Goal —
Output the lines that follow exactly as they are.

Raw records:

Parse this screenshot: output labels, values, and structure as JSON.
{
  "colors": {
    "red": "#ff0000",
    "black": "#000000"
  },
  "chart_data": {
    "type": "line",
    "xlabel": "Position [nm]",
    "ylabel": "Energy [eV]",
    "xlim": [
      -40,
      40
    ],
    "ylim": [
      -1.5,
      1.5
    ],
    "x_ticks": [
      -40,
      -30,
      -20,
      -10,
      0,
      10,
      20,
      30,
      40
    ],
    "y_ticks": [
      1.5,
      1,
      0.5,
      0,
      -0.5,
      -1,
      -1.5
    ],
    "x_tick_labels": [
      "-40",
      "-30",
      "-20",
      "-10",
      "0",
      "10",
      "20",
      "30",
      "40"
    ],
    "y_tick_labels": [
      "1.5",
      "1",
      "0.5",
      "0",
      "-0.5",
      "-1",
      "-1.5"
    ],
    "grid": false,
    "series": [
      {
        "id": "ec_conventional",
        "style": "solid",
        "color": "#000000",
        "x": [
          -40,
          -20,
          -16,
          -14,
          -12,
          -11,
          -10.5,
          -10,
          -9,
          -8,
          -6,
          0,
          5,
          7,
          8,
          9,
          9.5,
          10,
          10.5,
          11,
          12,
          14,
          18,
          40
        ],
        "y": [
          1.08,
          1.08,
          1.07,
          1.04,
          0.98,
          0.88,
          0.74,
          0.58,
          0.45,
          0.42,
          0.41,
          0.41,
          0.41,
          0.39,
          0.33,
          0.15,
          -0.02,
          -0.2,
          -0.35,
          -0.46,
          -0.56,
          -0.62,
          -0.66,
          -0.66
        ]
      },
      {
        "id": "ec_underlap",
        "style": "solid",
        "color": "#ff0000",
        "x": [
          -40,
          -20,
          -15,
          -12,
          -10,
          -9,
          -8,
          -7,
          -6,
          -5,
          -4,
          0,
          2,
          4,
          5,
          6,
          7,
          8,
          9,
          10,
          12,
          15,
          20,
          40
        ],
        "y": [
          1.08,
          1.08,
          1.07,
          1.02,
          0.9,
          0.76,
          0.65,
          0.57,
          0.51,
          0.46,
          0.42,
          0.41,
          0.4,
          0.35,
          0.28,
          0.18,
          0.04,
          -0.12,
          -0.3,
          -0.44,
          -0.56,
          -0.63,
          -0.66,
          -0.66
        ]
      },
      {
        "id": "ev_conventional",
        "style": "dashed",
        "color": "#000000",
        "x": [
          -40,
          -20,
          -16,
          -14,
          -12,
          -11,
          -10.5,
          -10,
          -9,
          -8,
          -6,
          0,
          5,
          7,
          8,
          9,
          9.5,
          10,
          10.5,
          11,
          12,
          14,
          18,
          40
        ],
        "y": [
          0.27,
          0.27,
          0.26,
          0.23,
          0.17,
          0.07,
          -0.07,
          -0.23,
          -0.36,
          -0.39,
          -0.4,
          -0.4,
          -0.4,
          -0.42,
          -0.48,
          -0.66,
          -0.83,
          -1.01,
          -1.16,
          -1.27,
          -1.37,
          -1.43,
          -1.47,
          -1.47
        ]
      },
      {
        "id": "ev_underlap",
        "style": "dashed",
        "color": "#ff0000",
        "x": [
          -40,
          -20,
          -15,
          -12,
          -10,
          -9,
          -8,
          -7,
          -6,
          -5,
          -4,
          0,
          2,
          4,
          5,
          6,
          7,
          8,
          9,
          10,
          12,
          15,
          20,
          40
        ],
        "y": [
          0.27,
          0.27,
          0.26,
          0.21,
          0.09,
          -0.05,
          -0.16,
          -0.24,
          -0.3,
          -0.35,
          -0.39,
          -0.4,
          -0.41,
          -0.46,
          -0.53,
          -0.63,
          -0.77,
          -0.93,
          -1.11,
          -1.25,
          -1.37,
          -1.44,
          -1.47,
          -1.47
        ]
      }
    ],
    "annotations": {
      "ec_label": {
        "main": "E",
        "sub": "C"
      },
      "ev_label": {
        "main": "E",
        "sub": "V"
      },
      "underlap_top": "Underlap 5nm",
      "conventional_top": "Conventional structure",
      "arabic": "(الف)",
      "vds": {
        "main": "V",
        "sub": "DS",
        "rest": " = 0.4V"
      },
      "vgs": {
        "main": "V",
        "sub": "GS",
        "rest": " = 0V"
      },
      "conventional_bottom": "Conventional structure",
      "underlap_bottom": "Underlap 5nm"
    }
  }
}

Task output —
Parse this screenshot: output labels, values, and structure as JSON.
{
  "colors": {
    "red": "#ff0000",
    "black": "#000000"
  },
  "chart_data": {
    "type": "line",
    "xlabel": "Position [nm]",
    "ylabel": "Energy [eV]",
    "xlim": [
      -40,
      40
    ],
    "ylim": [
      -1.5,
      1.5
    ],
    "x_ticks": [
      -40,
      -30,
      -20,
      -10,
      0,
      10,
      20,
      30,
      40
    ],
    "y_ticks": [
      1.5,
      1,
      0.5,
      0,
      -0.5,
      -1,
      -1.5
    ],
    "x_tick_labels": [
      "-40",
      "-30",
      "-20",
      "-10",
      "0",
      "10",
      "20",
      "30",
      "40"
    ],
    "y_tick_labels": [
      "1.5",
      "1",
      "0.5",
      "0",
      "-0.5",
      "-1",
      "-1.5"
    ],
    "grid": false,
    "series": [
      {
        "id": "ec_conventional",
        "style": "solid",
        "color": "#000000",
        "x": [
          -40,
          -20,
          -16,
          -14,
          -12,
          -11,
          -10.5,
          -10,
          -9,
          -8,
          -6,
          0,
          5,
          7,
          8,
          9,
          9.5,
          10,
          10.5,
          11,
          12,
          14,
          18,
          40
        ],
        "y": [
          1.08,
          1.08,
          1.07,
          1.04,
          0.98,
          0.88,
          0.74,
          0.58,
          0.45,
          0.42,
          0.41,
          0.41,
          0.41,
          0.39,
          0.33,
          0.15,
          -0.02,
          -0.2,
          -0.35,
          -0.46,
          -0.56,
          -0.62,
          -0.66,
          -0.66
        ]
      },
      {
        "id": "ec_underlap",
        "style": "solid",
        "color": "#ff0000",
        "x": [
          -40,
          -20,
          -15,
          -12,
          -10,
          -9,
          -8,
          -7,
          -6,
          -5,
          -4,
          0,
          2,
          4,
          5,
          6,
          7,
          8,
          9,
          10,
          12,
          15,
          20,
          40
        ],
        "y": [
          1.08,
          1.08,
          1.07,
          1.02,
          0.9,
          0.76,
          0.65,
          0.57,
          0.51,
          0.46,
          0.42,
          0.41,
          0.4,
          0.35,
          0.28,
          0.18,
          0.04,
          -0.12,
          -0.3,
          -0.44,
          -0.56,
          -0.63,
          -0.66,
          -0.66
        ]
      },
      {
        "id": "ev_conventional",
        "style": "dashed",
        "color": "#000000",
        "x": [
          -40,
          -20,
          -16,
          -14,
          -12,
          -11,
          -10.5,
          -10,
          -9,
          -8,
          -6,
          0,
          5,
          7,
          8,
          9,
          9.5,
          10,
          10.5,
          11,
          12,
          14,
          18,
          40
        ],
        "y": [
          0.27,
          0.27,
          0.26,
          0.23,
          0.17,
          0.07,
          -0.07,
          -0.23,
          -0.36,
          -0.39,
          -0.4,
          -0.4,
          -0.4,
          -0.42,
          -0.48,
          -0.66,
          -0.83,
          -1.01,
          -1.16,
          -1.27,
          -1.37,
          -1.43,
          -1.47,
          -1.47
        ]
      },
      {
        "id": "ev_underlap",
        "style": "dashed",
        "color": "#ff0000",
        "x": [
          -40,
          -20,
          -15,
          -12,
          -10,
          -9,
          -8,
          -7,
          -6,
          -5,
          -4,
          0,
          2,
          4,
          5,
          6,
          7,
          8,
          9,
          10,
          12,
          15,
          20,
          40
        ],
        "y": [
          0.27,
          0.27,
          0.26,
          0.21,
          0.09,
          -0.05,
          -0.16,
          -0.24,
          -0.3,
          -0.35,
          -0.39,
          -0.4,
          -0.41,
          -0.46,
          -0.53,
          -0.63,
          -0.77,
          -0.93,
          -1.11,
          -1.25,
          -1.37,
          -1.44,
          -1.47,
          -1.47
        ]
      }
    ],
    "annotations": {
      "ec_label": {
        "main": "E",
        "sub": "C"
      },
      "ev_label": {
        "main": "E",
        "sub": "V"
      },
      "underlap_top": "Underlap 5nm",
      "conventional_top": "Conventional structure",
      "arabic": "(الف)",
      "vds": {
        "main": "V",
        "sub": "DS",
        "rest": " = 0.4V"
      },
      "vgs": {
        "main": "V",
        "sub": "GS",
        "rest": " = 0V"
      },
      "conventional_bottom": "Conventional structure",
      "underlap_bottom": "Underlap 5nm"
    }
  }
}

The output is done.